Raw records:
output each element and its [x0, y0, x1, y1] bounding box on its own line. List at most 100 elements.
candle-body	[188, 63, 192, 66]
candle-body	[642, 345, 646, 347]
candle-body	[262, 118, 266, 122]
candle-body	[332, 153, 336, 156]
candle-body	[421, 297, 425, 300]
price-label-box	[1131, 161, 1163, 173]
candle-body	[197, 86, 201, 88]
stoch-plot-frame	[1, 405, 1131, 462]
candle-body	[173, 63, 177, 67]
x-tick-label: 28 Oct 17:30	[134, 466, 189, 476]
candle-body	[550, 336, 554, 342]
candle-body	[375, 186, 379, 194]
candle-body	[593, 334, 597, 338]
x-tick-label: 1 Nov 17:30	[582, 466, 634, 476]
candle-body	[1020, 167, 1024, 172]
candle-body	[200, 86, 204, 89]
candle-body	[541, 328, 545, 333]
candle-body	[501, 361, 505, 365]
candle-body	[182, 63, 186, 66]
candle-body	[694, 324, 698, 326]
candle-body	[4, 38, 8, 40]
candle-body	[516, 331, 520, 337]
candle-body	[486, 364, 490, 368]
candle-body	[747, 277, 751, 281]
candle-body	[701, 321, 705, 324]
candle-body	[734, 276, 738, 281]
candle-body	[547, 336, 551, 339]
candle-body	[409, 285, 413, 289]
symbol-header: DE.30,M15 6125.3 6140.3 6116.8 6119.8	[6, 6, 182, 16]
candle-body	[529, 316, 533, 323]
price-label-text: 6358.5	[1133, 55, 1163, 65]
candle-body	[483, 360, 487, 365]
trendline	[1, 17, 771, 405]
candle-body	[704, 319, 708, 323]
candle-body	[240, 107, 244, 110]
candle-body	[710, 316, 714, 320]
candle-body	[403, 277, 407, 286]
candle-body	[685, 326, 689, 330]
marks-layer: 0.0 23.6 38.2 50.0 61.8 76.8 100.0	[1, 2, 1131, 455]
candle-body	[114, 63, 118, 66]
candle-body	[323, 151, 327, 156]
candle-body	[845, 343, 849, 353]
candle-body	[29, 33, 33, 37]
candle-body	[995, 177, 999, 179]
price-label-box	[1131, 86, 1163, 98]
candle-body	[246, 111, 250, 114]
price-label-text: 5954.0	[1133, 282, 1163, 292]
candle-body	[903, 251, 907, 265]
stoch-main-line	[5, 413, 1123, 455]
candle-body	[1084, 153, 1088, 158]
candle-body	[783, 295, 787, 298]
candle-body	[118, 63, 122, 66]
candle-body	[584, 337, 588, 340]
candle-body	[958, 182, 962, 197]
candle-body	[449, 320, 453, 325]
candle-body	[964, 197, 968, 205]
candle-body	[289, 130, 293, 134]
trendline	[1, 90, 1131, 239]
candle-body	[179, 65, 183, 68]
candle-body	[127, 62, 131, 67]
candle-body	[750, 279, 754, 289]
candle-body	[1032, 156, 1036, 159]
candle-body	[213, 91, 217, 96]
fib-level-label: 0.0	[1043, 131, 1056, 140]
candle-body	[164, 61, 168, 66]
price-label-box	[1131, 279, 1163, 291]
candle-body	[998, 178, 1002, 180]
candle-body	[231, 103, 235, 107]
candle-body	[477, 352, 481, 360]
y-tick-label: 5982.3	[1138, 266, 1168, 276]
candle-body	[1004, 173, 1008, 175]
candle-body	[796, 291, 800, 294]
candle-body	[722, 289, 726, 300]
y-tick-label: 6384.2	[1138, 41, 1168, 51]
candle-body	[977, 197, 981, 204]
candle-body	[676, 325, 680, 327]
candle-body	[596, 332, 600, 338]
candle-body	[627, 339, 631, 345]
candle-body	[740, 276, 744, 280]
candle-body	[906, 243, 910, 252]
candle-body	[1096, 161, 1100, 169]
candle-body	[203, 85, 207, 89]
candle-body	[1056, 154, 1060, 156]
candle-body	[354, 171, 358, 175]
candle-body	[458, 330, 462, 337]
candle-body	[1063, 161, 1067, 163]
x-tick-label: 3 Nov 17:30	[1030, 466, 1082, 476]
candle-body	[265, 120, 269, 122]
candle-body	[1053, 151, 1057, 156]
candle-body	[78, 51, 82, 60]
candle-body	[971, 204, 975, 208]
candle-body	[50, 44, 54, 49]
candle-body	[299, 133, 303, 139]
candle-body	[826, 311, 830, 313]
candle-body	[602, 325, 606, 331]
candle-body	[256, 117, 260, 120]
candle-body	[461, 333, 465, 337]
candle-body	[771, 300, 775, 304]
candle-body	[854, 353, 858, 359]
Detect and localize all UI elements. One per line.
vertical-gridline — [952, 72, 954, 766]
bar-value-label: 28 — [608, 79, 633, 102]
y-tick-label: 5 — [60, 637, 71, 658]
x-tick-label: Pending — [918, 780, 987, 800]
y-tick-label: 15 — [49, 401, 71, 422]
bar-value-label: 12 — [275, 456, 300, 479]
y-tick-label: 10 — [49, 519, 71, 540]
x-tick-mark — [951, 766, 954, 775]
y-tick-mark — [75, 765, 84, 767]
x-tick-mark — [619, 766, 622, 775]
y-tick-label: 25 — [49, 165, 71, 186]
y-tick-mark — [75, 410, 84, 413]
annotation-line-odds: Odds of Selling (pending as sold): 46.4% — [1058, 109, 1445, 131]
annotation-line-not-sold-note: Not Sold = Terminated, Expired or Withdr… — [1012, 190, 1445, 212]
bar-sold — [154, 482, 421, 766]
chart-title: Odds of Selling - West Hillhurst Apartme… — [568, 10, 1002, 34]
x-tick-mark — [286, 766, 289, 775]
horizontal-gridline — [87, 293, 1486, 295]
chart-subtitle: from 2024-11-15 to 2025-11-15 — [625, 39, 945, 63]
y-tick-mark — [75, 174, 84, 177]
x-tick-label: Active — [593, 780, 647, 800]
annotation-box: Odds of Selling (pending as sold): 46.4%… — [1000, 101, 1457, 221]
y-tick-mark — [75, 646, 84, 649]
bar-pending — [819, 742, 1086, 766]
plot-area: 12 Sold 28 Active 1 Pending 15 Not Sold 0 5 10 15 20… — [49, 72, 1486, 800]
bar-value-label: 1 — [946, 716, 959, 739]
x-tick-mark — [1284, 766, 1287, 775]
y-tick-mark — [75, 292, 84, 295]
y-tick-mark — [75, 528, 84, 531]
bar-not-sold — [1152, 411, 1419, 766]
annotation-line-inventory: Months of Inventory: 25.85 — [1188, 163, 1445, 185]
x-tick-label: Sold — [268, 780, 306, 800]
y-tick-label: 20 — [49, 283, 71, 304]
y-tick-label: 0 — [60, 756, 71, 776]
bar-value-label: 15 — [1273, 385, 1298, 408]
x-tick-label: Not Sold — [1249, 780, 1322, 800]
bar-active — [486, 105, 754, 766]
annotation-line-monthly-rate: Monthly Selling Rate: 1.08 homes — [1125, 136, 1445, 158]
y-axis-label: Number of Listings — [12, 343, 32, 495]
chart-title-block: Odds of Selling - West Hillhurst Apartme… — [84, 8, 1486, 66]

• [Exercise details] Copy out every line of the items above, character for character, with nothing changed.

• [Task response]
output each element and its [x0, y0, x1, y1] bounding box on its own line. List at most 100 elements.
candle-body	[188, 63, 192, 66]
candle-body	[642, 345, 646, 347]
candle-body	[262, 118, 266, 122]
candle-body	[332, 153, 336, 156]
candle-body	[421, 297, 425, 300]
price-label-box	[1131, 161, 1163, 173]
candle-body	[197, 86, 201, 88]
stoch-plot-frame	[1, 405, 1131, 462]
candle-body	[173, 63, 177, 67]
x-tick-label: 28 Oct 17:30	[134, 466, 189, 476]
candle-body	[550, 336, 554, 342]
candle-body	[375, 186, 379, 194]
candle-body	[593, 334, 597, 338]
x-tick-label: 1 Nov 17:30	[582, 466, 634, 476]
candle-body	[1020, 167, 1024, 172]
candle-body	[200, 86, 204, 89]
candle-body	[541, 328, 545, 333]
candle-body	[501, 361, 505, 365]
candle-body	[182, 63, 186, 66]
candle-body	[694, 324, 698, 326]
candle-body	[4, 38, 8, 40]
candle-body	[516, 331, 520, 337]
candle-body	[486, 364, 490, 368]
candle-body	[747, 277, 751, 281]
candle-body	[701, 321, 705, 324]
candle-body	[734, 276, 738, 281]
candle-body	[547, 336, 551, 339]
candle-body	[409, 285, 413, 289]
symbol-header: DE.30,M15 6125.3 6140.3 6116.8 6119.8	[6, 6, 182, 16]
candle-body	[529, 316, 533, 323]
price-label-text: 6358.5	[1133, 55, 1163, 65]
candle-body	[483, 360, 487, 365]
trendline	[1, 17, 771, 405]
candle-body	[704, 319, 708, 323]
candle-body	[240, 107, 244, 110]
candle-body	[710, 316, 714, 320]
candle-body	[403, 277, 407, 286]
candle-body	[685, 326, 689, 330]
marks-layer: 0.0 23.6 38.2 50.0 61.8 76.8 100.0	[1, 2, 1131, 455]
candle-body	[114, 63, 118, 66]
candle-body	[323, 151, 327, 156]
candle-body	[845, 343, 849, 353]
candle-body	[29, 33, 33, 37]
candle-body	[995, 177, 999, 179]
price-label-box	[1131, 86, 1163, 98]
candle-body	[246, 111, 250, 114]
price-label-text: 5954.0	[1133, 282, 1163, 292]
candle-body	[903, 251, 907, 265]
stoch-main-line	[5, 413, 1123, 455]
candle-body	[1084, 153, 1088, 158]
candle-body	[783, 295, 787, 298]
candle-body	[118, 63, 122, 66]
candle-body	[584, 337, 588, 340]
candle-body	[958, 182, 962, 197]
candle-body	[449, 320, 453, 325]
candle-body	[964, 197, 968, 205]
candle-body	[289, 130, 293, 134]
trendline	[1, 90, 1131, 239]
candle-body	[179, 65, 183, 68]
candle-body	[127, 62, 131, 67]
candle-body	[750, 279, 754, 289]
candle-body	[1032, 156, 1036, 159]
candle-body	[213, 91, 217, 96]
fib-level-label: 0.0	[1043, 131, 1056, 140]
candle-body	[164, 61, 168, 66]
price-label-box	[1131, 279, 1163, 291]
candle-body	[998, 178, 1002, 180]
candle-body	[231, 103, 235, 107]
candle-body	[477, 352, 481, 360]
y-tick-label: 5982.3	[1138, 266, 1168, 276]
candle-body	[1004, 173, 1008, 175]
candle-body	[796, 291, 800, 294]
candle-body	[722, 289, 726, 300]
y-tick-label: 6384.2	[1138, 41, 1168, 51]
candle-body	[977, 197, 981, 204]
candle-body	[676, 325, 680, 327]
candle-body	[596, 332, 600, 338]
candle-body	[627, 339, 631, 345]
candle-body	[740, 276, 744, 280]
candle-body	[906, 243, 910, 252]
candle-body	[1096, 161, 1100, 169]
candle-body	[203, 85, 207, 89]
candle-body	[1056, 154, 1060, 156]
candle-body	[354, 171, 358, 175]
candle-body	[458, 330, 462, 337]
candle-body	[1063, 161, 1067, 163]
x-tick-label: 3 Nov 17:30	[1030, 466, 1082, 476]
candle-body	[265, 120, 269, 122]
candle-body	[1053, 151, 1057, 156]
candle-body	[78, 51, 82, 60]
candle-body	[971, 204, 975, 208]
candle-body	[50, 44, 54, 49]
candle-body	[299, 133, 303, 139]
candle-body	[826, 311, 830, 313]
candle-body	[602, 325, 606, 331]
candle-body	[256, 117, 260, 120]
candle-body	[461, 333, 465, 337]
candle-body	[771, 300, 775, 304]
candle-body	[854, 353, 858, 359]
Detect and localize all UI elements. One per line.
vertical-gridline — [952, 72, 954, 766]
bar-value-label: 28 — [608, 79, 633, 102]
y-tick-label: 5 — [60, 637, 71, 658]
x-tick-label: Pending — [918, 780, 987, 800]
y-tick-label: 15 — [49, 401, 71, 422]
bar-value-label: 12 — [275, 456, 300, 479]
y-tick-label: 10 — [49, 519, 71, 540]
x-tick-mark — [951, 766, 954, 775]
y-tick-mark — [75, 765, 84, 767]
x-tick-mark — [619, 766, 622, 775]
y-tick-label: 25 — [49, 165, 71, 186]
y-tick-mark — [75, 410, 84, 413]
annotation-line-odds: Odds of Selling (pending as sold): 46.4% — [1058, 109, 1445, 131]
annotation-line-not-sold-note: Not Sold = Terminated, Expired or Withdr… — [1012, 190, 1445, 212]
bar-sold — [154, 482, 421, 766]
chart-title: Odds of Selling - West Hillhurst Apartme… — [568, 10, 1002, 34]
x-tick-mark — [286, 766, 289, 775]
horizontal-gridline — [87, 293, 1486, 295]
chart-subtitle: from 2024-11-15 to 2025-11-15 — [625, 39, 945, 63]
y-tick-mark — [75, 174, 84, 177]
x-tick-label: Active — [593, 780, 647, 800]
annotation-box: Odds of Selling (pending as sold): 46.4%… — [1000, 101, 1457, 221]
y-tick-mark — [75, 646, 84, 649]
bar-pending — [819, 742, 1086, 766]
plot-area: 12 Sold 28 Active 1 Pending 15 Not Sold 0 5 10 15 20… — [49, 72, 1486, 800]
bar-value-label: 1 — [946, 716, 959, 739]
x-tick-mark — [1284, 766, 1287, 775]
y-tick-mark — [75, 292, 84, 295]
y-tick-mark — [75, 528, 84, 531]
bar-not-sold — [1152, 411, 1419, 766]
annotation-line-inventory: Months of Inventory: 25.85 — [1188, 163, 1445, 185]
x-tick-label: Sold — [268, 780, 306, 800]
y-tick-label: 20 — [49, 283, 71, 304]
y-tick-label: 0 — [60, 756, 71, 776]
bar-value-label: 15 — [1273, 385, 1298, 408]
x-tick-label: Not Sold — [1249, 780, 1322, 800]
bar-active — [486, 105, 754, 766]
annotation-line-monthly-rate: Monthly Selling Rate: 1.08 homes — [1125, 136, 1445, 158]
y-axis-label: Number of Listings — [12, 343, 32, 495]
chart-title-block: Odds of Selling - West Hillhurst Apartme… — [84, 8, 1486, 66]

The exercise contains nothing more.